#### STATED TASK
Gather every line in the records below that contains the word "целях".

[start]

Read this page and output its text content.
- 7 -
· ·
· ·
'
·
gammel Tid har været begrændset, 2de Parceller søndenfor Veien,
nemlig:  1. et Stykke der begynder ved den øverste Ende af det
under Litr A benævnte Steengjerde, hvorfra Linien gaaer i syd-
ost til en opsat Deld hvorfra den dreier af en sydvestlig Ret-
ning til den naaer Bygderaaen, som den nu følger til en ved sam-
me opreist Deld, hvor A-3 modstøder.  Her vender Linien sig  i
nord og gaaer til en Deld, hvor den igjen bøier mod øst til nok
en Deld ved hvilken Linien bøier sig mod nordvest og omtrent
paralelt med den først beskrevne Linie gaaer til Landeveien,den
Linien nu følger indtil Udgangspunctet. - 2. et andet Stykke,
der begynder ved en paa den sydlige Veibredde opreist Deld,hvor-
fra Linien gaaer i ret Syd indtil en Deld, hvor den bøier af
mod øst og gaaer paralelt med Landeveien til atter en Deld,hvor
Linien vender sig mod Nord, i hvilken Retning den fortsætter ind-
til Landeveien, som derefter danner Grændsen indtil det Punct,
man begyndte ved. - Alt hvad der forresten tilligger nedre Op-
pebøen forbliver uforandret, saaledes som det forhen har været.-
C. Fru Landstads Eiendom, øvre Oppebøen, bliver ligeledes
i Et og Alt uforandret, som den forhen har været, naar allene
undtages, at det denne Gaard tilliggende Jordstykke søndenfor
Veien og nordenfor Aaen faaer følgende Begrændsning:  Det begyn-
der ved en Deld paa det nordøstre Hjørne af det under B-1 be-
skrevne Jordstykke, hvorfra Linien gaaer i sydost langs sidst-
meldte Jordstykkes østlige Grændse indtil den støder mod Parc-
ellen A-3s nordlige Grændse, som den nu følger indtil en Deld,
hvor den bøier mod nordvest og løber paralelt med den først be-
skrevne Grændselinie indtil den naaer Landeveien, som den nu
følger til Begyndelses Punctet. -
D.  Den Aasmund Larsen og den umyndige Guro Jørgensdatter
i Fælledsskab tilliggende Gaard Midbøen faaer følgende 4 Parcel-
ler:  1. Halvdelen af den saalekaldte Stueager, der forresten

[end]
[start]

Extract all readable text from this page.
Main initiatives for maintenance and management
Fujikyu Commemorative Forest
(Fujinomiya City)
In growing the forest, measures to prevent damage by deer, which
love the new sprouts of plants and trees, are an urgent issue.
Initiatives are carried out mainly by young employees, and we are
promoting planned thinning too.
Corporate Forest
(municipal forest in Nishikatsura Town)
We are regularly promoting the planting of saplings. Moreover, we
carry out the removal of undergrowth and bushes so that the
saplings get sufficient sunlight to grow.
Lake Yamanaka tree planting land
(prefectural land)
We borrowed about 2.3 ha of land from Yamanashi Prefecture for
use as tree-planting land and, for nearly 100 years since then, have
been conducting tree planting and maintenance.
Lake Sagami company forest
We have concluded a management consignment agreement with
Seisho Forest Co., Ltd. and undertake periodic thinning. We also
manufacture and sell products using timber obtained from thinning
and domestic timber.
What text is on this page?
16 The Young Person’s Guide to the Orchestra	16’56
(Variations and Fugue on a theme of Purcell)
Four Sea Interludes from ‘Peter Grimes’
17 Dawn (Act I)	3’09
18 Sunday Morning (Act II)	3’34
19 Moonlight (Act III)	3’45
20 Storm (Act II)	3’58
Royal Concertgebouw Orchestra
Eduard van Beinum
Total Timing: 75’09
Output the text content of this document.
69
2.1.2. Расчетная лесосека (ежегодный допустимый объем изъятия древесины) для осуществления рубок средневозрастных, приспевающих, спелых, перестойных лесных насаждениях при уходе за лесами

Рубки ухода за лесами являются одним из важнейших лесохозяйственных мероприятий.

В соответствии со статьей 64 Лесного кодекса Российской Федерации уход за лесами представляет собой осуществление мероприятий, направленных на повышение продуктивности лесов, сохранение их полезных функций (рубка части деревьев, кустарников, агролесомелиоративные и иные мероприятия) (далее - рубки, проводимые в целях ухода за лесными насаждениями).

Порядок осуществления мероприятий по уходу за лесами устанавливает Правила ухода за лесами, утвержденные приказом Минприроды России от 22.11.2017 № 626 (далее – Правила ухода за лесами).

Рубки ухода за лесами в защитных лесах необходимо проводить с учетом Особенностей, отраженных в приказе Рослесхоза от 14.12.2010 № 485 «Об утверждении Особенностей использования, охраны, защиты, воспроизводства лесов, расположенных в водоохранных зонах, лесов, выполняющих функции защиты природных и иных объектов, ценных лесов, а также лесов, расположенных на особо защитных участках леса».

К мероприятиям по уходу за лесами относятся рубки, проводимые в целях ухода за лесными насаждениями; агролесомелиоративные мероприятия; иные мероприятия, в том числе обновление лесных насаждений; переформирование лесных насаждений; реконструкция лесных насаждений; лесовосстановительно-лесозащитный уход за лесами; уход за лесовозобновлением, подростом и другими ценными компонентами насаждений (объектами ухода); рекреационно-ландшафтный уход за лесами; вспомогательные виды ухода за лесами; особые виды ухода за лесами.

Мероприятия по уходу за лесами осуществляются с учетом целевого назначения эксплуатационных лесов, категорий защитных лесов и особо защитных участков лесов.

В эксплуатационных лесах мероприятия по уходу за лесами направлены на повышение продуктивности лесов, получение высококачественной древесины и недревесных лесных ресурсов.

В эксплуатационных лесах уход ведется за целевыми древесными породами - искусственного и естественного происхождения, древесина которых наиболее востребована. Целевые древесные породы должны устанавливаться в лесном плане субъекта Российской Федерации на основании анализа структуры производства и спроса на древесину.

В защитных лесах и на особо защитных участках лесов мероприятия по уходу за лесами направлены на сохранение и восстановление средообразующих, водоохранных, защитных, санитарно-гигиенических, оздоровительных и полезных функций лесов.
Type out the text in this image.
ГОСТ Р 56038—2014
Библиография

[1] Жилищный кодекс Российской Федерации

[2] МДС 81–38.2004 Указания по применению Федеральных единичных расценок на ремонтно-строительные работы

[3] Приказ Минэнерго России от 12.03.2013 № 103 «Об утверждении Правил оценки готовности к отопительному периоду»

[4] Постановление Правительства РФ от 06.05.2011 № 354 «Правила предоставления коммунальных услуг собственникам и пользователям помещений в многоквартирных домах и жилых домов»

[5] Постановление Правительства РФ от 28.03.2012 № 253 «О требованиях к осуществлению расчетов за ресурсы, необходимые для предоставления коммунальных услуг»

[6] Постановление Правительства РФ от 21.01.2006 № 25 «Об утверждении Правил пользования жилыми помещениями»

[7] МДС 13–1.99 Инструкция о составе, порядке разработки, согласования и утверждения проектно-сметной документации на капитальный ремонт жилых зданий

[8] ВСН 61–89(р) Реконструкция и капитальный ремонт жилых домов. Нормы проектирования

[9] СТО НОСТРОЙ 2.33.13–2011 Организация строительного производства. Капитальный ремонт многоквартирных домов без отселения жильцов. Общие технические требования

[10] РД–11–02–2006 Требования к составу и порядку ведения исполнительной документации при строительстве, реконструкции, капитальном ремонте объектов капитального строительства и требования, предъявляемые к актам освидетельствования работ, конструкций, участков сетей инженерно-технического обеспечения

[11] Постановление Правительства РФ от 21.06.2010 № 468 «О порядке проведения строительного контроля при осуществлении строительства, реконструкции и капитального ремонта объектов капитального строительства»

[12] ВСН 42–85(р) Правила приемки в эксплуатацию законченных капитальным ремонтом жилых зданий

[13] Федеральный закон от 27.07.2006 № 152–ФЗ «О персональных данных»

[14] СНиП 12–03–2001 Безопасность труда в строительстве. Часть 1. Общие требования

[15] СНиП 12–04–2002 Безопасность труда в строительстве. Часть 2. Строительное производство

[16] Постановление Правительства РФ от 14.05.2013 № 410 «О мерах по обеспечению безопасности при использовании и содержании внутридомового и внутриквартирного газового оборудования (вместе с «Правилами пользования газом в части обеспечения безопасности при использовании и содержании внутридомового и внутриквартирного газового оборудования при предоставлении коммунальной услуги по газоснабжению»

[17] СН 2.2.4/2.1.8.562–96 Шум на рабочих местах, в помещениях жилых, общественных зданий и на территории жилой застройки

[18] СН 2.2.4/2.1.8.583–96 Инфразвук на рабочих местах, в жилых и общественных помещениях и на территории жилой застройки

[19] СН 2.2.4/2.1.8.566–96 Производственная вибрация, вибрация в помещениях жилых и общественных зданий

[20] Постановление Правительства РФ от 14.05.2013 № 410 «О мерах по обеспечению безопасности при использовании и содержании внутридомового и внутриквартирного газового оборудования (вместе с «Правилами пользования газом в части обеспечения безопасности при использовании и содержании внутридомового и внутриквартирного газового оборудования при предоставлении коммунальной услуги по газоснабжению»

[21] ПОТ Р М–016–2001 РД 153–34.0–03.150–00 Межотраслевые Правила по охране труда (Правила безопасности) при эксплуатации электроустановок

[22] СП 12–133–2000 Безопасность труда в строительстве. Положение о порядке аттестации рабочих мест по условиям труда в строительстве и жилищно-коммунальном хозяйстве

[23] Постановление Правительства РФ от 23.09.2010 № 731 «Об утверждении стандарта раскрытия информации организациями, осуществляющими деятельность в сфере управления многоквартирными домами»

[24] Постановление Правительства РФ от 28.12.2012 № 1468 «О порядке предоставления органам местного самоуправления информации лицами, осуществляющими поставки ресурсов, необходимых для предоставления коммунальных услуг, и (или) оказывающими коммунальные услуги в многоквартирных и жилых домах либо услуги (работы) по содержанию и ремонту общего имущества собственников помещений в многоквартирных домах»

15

[end]

#### CORRECT OUTPUT
В соответствии со статьей 64 Лесного кодекса Российской Федерации уход за лесами представляет собой осуществление мероприятий, направленных на повышение продуктивности лесов, сохранение их полезных функций (рубка части деревьев, кустарников, агролесомелиоративные и иные мероприятия) (далее - рубки, проводимые в целях ухода за лесными насаждениями).
К мероприятиям по уходу за лесами относятся рубки, проводимые в целях ухода за лесными насаждениями; агролесомелиоративные мероприятия; иные мероприятия, в том числе обновление лесных насаждений; переформирование лесных насаждений; реконструкция лесных насаждений; лесовосстановительно-лесозащитный уход за лесами; уход за лесовозобновлением, подростом и другими ценными компонентами насаждений (объектами ухода); рекреационно-ландшафтный уход за лесами; вспомогательные виды ухода за лесами; особые виды ухода за лесами.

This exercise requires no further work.